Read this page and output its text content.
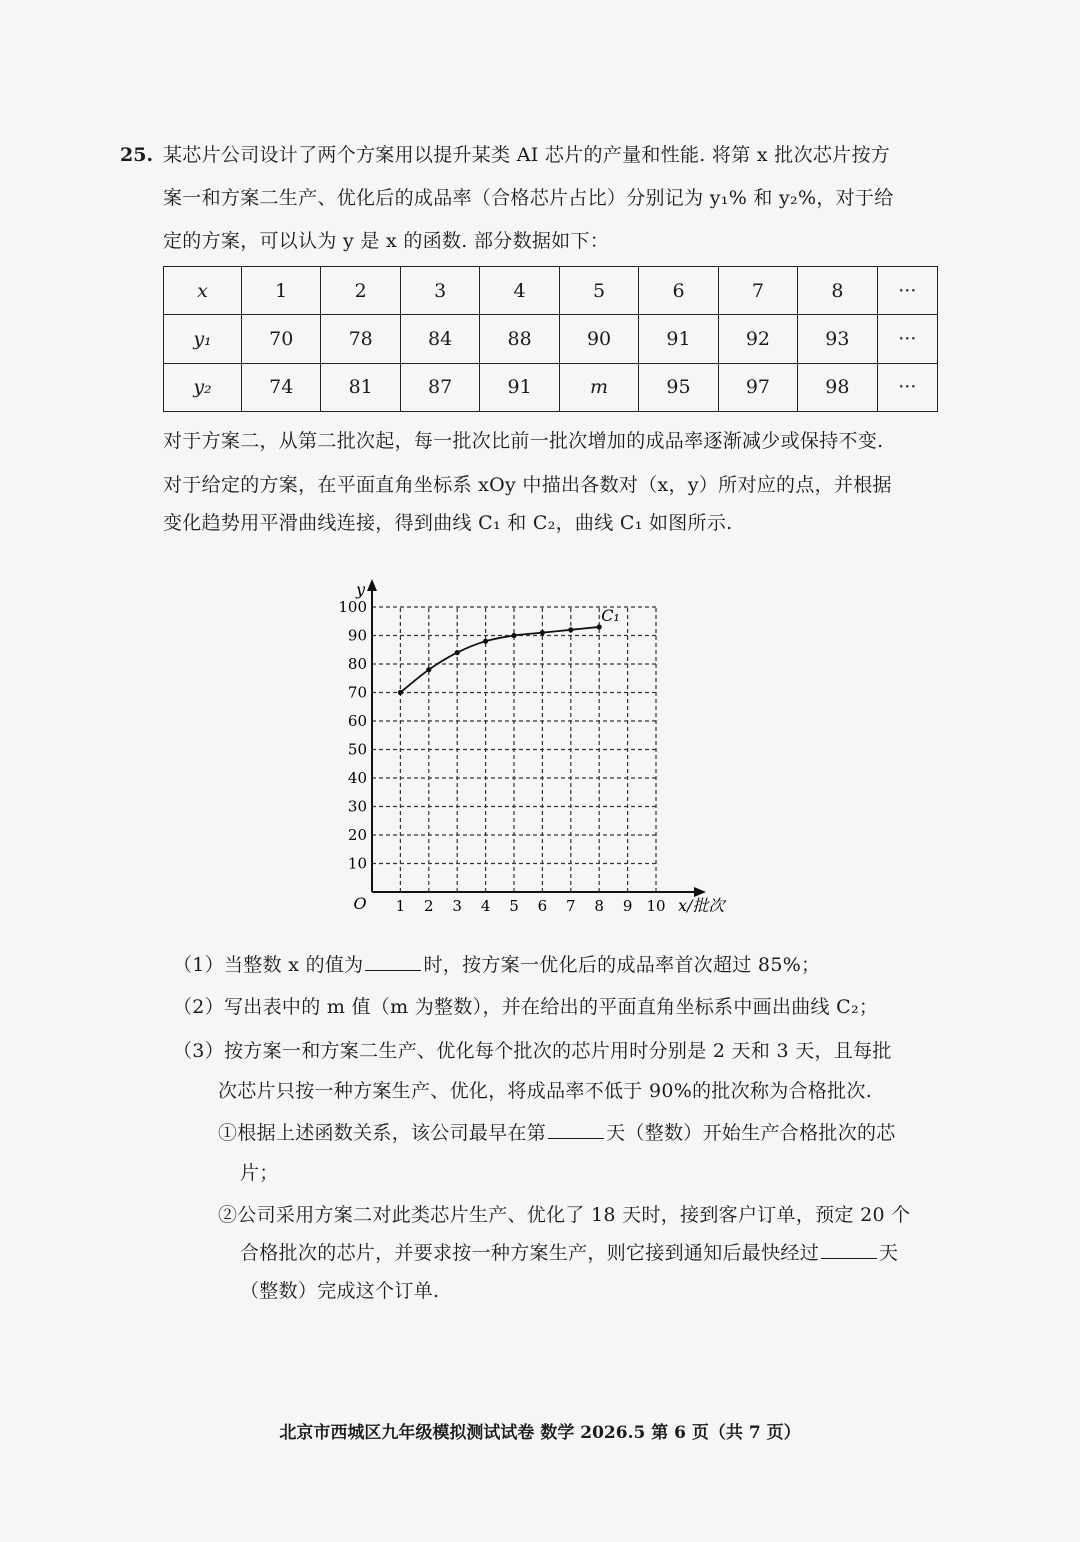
25. 某芯片公司设计了两个方案用以提升某类 AI 芯片的产量和性能. 将第 x 批次芯片按方
案一和方案二生产、优化后的成品率（合格芯片占比）分别记为 y₁% 和 y₂%，对于给
定的方案，可以认为 y 是 x 的函数. 部分数据如下：
x	1	2	3	4	5	6	7	8	···
y₁	70	78	84	88	90	91	92	93	···
y₂	74	81	87	91	m	95	97	98	···
对于方案二，从第二批次起，每一批次比前一批次增加的成品率逐渐减少或保持不变.
对于给定的方案，在平面直角坐标系 xOy 中描出各数对（x，y）所对应的点，并根据
变化趋势用平滑曲线连接，得到曲线 C₁ 和 C₂，曲线 C₁ 如图所示.
1 2 3 4 5 6 7 8 9 10
10
20
30
40
50
60
70
80
90
100
O	x/批次
y
C₁
（1）当整数 x 的值为	时，按方案一优化后的成品率首次超过 85%；
（2）写出表中的 m 值（m 为整数），并在给出的平面直角坐标系中画出曲线 C₂；
（3）按方案一和方案二生产、优化每个批次的芯片用时分别是 2 天和 3 天，且每批
次芯片只按一种方案生产、优化，将成品率不低于 90%的批次称为合格批次.
①根据上述函数关系，该公司最早在第	天（整数）开始生产合格批次的芯
片；
②公司采用方案二对此类芯片生产、优化了 18 天时，接到客户订单，预定 20 个
合格批次的芯片，并要求按一种方案生产，则它接到通知后最快经过	天
（整数）完成这个订单.
北京市西城区九年级模拟测试试卷 数学 2026.5 第 6 页（共 7 页）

◆ **WRITTEN PROBLEM**
Leave the pictures out, and print every line of the listing exactly as written.

◆ **EXERCISE ANSWER**
Read this page and output its text content.
25. 某芯片公司设计了两个方案用以提升某类 AI 芯片的产量和性能. 将第 x 批次芯片按方
案一和方案二生产、优化后的成品率（合格芯片占比）分别记为 y₁% 和 y₂%，对于给
定的方案，可以认为 y 是 x 的函数. 部分数据如下：
x	1	2	3	4	5	6	7	8	···
y₁	70	78	84	88	90	91	92	93	···
y₂	74	81	87	91	m	95	97	98	···
对于方案二，从第二批次起，每一批次比前一批次增加的成品率逐渐减少或保持不变.
对于给定的方案，在平面直角坐标系 xOy 中描出各数对（x，y）所对应的点，并根据
变化趋势用平滑曲线连接，得到曲线 C₁ 和 C₂，曲线 C₁ 如图所示.
1 2 3 4 5 6 7 8 9 10
10
20
30
40
50
60
70
80
90
100
O	x/批次
y
C₁
（1）当整数 x 的值为	时，按方案一优化后的成品率首次超过 85%；
（2）写出表中的 m 值（m 为整数），并在给出的平面直角坐标系中画出曲线 C₂；
（3）按方案一和方案二生产、优化每个批次的芯片用时分别是 2 天和 3 天，且每批
次芯片只按一种方案生产、优化，将成品率不低于 90%的批次称为合格批次.
①根据上述函数关系，该公司最早在第	天（整数）开始生产合格批次的芯
片；
②公司采用方案二对此类芯片生产、优化了 18 天时，接到客户订单，预定 20 个
合格批次的芯片，并要求按一种方案生产，则它接到通知后最快经过	天
（整数）完成这个订单.
北京市西城区九年级模拟测试试卷 数学 2026.5 第 6 页（共 7 页）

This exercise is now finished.